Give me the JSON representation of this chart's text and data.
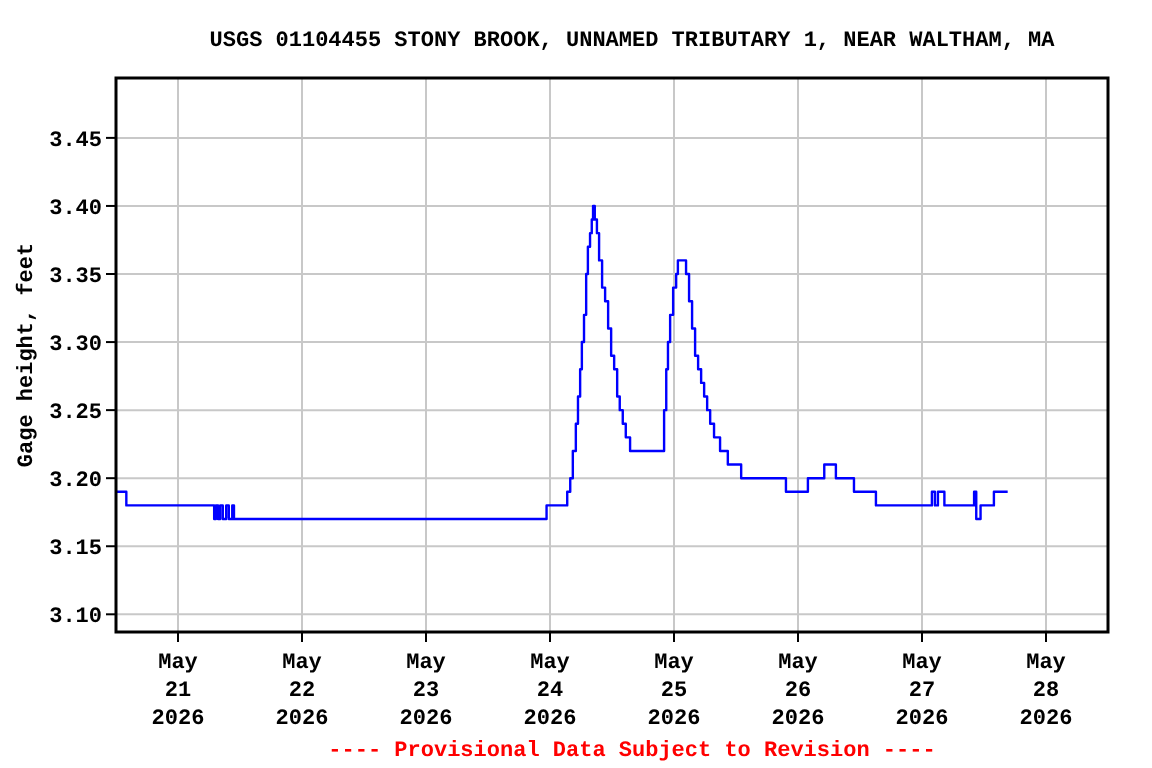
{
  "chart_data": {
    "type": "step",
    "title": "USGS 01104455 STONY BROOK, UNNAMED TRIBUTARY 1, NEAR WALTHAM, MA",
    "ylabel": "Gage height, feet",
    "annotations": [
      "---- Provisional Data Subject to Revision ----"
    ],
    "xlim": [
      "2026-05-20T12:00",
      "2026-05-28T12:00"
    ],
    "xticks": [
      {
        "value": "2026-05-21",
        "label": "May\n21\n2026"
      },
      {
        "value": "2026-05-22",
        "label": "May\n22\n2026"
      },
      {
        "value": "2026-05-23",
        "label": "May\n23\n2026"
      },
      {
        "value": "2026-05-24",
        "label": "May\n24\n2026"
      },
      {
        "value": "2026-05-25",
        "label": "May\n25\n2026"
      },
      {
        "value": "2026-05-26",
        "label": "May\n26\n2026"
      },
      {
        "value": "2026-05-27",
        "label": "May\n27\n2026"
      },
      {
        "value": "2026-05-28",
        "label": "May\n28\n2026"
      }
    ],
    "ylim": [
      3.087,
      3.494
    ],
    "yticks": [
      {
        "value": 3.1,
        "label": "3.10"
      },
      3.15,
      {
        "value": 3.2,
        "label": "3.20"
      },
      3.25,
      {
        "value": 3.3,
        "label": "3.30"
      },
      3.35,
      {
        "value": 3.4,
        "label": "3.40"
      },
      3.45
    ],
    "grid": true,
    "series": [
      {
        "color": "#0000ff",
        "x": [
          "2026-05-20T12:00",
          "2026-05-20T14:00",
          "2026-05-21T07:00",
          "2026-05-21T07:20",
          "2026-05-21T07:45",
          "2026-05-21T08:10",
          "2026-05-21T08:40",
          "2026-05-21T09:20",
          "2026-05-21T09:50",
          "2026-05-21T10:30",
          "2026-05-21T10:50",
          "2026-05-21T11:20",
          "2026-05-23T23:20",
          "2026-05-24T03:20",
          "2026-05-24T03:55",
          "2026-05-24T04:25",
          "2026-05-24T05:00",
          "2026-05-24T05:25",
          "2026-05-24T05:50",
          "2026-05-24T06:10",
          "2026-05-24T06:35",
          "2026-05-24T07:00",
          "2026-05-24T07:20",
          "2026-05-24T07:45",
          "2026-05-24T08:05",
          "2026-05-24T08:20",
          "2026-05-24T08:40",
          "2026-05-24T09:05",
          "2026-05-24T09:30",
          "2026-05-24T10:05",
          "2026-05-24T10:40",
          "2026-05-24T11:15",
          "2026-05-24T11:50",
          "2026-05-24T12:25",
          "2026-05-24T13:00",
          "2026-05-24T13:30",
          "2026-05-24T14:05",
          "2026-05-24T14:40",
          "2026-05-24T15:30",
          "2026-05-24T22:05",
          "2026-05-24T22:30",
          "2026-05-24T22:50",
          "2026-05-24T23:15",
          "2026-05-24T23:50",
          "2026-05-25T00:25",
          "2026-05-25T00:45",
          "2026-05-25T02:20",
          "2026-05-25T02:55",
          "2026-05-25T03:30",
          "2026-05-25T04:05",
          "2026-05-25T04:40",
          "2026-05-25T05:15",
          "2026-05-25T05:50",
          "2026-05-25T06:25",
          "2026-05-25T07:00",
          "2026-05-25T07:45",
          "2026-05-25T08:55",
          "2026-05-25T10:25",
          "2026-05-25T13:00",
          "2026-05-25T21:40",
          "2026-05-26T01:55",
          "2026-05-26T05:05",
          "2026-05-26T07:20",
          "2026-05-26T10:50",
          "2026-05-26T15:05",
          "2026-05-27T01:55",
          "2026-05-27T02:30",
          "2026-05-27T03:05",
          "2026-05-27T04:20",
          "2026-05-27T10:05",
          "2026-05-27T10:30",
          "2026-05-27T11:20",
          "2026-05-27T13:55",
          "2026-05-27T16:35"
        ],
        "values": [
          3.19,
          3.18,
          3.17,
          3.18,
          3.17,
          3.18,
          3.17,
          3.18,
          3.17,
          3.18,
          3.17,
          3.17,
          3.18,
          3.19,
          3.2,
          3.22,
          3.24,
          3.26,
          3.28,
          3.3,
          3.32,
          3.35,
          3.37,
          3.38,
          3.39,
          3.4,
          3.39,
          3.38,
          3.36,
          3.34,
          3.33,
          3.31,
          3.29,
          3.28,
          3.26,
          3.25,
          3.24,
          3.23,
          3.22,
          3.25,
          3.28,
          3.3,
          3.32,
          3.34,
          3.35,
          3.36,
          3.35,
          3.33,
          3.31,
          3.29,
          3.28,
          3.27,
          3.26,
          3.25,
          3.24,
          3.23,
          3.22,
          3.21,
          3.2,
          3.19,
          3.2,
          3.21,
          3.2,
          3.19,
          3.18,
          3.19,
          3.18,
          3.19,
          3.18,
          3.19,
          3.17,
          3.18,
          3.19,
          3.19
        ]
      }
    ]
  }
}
--
### WHAT THIS TASK INVOLVES
Retype all of the entries exactly as written, leaving out any images.

### TASK SOLUTION
Give me the JSON representation of this chart's text and data.
{
  "chart_data": {
    "type": "step",
    "title": "USGS 01104455 STONY BROOK, UNNAMED TRIBUTARY 1, NEAR WALTHAM, MA",
    "ylabel": "Gage height, feet",
    "annotations": [
      "---- Provisional Data Subject to Revision ----"
    ],
    "xlim": [
      "2026-05-20T12:00",
      "2026-05-28T12:00"
    ],
    "xticks": [
      {
        "value": "2026-05-21",
        "label": "May\n21\n2026"
      },
      {
        "value": "2026-05-22",
        "label": "May\n22\n2026"
      },
      {
        "value": "2026-05-23",
        "label": "May\n23\n2026"
      },
      {
        "value": "2026-05-24",
        "label": "May\n24\n2026"
      },
      {
        "value": "2026-05-25",
        "label": "May\n25\n2026"
      },
      {
        "value": "2026-05-26",
        "label": "May\n26\n2026"
      },
      {
        "value": "2026-05-27",
        "label": "May\n27\n2026"
      },
      {
        "value": "2026-05-28",
        "label": "May\n28\n2026"
      }
    ],
    "ylim": [
      3.087,
      3.494
    ],
    "yticks": [
      {
        "value": 3.1,
        "label": "3.10"
      },
      3.15,
      {
        "value": 3.2,
        "label": "3.20"
      },
      3.25,
      {
        "value": 3.3,
        "label": "3.30"
      },
      3.35,
      {
        "value": 3.4,
        "label": "3.40"
      },
      3.45
    ],
    "grid": true,
    "series": [
      {
        "color": "#0000ff",
        "x": [
          "2026-05-20T12:00",
          "2026-05-20T14:00",
          "2026-05-21T07:00",
          "2026-05-21T07:20",
          "2026-05-21T07:45",
          "2026-05-21T08:10",
          "2026-05-21T08:40",
          "2026-05-21T09:20",
          "2026-05-21T09:50",
          "2026-05-21T10:30",
          "2026-05-21T10:50",
          "2026-05-21T11:20",
          "2026-05-23T23:20",
          "2026-05-24T03:20",
          "2026-05-24T03:55",
          "2026-05-24T04:25",
          "2026-05-24T05:00",
          "2026-05-24T05:25",
          "2026-05-24T05:50",
          "2026-05-24T06:10",
          "2026-05-24T06:35",
          "2026-05-24T07:00",
          "2026-05-24T07:20",
          "2026-05-24T07:45",
          "2026-05-24T08:05",
          "2026-05-24T08:20",
          "2026-05-24T08:40",
          "2026-05-24T09:05",
          "2026-05-24T09:30",
          "2026-05-24T10:05",
          "2026-05-24T10:40",
          "2026-05-24T11:15",
          "2026-05-24T11:50",
          "2026-05-24T12:25",
          "2026-05-24T13:00",
          "2026-05-24T13:30",
          "2026-05-24T14:05",
          "2026-05-24T14:40",
          "2026-05-24T15:30",
          "2026-05-24T22:05",
          "2026-05-24T22:30",
          "2026-05-24T22:50",
          "2026-05-24T23:15",
          "2026-05-24T23:50",
          "2026-05-25T00:25",
          "2026-05-25T00:45",
          "2026-05-25T02:20",
          "2026-05-25T02:55",
          "2026-05-25T03:30",
          "2026-05-25T04:05",
          "2026-05-25T04:40",
          "2026-05-25T05:15",
          "2026-05-25T05:50",
          "2026-05-25T06:25",
          "2026-05-25T07:00",
          "2026-05-25T07:45",
          "2026-05-25T08:55",
          "2026-05-25T10:25",
          "2026-05-25T13:00",
          "2026-05-25T21:40",
          "2026-05-26T01:55",
          "2026-05-26T05:05",
          "2026-05-26T07:20",
          "2026-05-26T10:50",
          "2026-05-26T15:05",
          "2026-05-27T01:55",
          "2026-05-27T02:30",
          "2026-05-27T03:05",
          "2026-05-27T04:20",
          "2026-05-27T10:05",
          "2026-05-27T10:30",
          "2026-05-27T11:20",
          "2026-05-27T13:55",
          "2026-05-27T16:35"
        ],
        "values": [
          3.19,
          3.18,
          3.17,
          3.18,
          3.17,
          3.18,
          3.17,
          3.18,
          3.17,
          3.18,
          3.17,
          3.17,
          3.18,
          3.19,
          3.2,
          3.22,
          3.24,
          3.26,
          3.28,
          3.3,
          3.32,
          3.35,
          3.37,
          3.38,
          3.39,
          3.4,
          3.39,
          3.38,
          3.36,
          3.34,
          3.33,
          3.31,
          3.29,
          3.28,
          3.26,
          3.25,
          3.24,
          3.23,
          3.22,
          3.25,
          3.28,
          3.3,
          3.32,
          3.34,
          3.35,
          3.36,
          3.35,
          3.33,
          3.31,
          3.29,
          3.28,
          3.27,
          3.26,
          3.25,
          3.24,
          3.23,
          3.22,
          3.21,
          3.2,
          3.19,
          3.2,
          3.21,
          3.2,
          3.19,
          3.18,
          3.19,
          3.18,
          3.19,
          3.18,
          3.19,
          3.17,
          3.18,
          3.19,
          3.19
        ]
      }
    ]
  }
}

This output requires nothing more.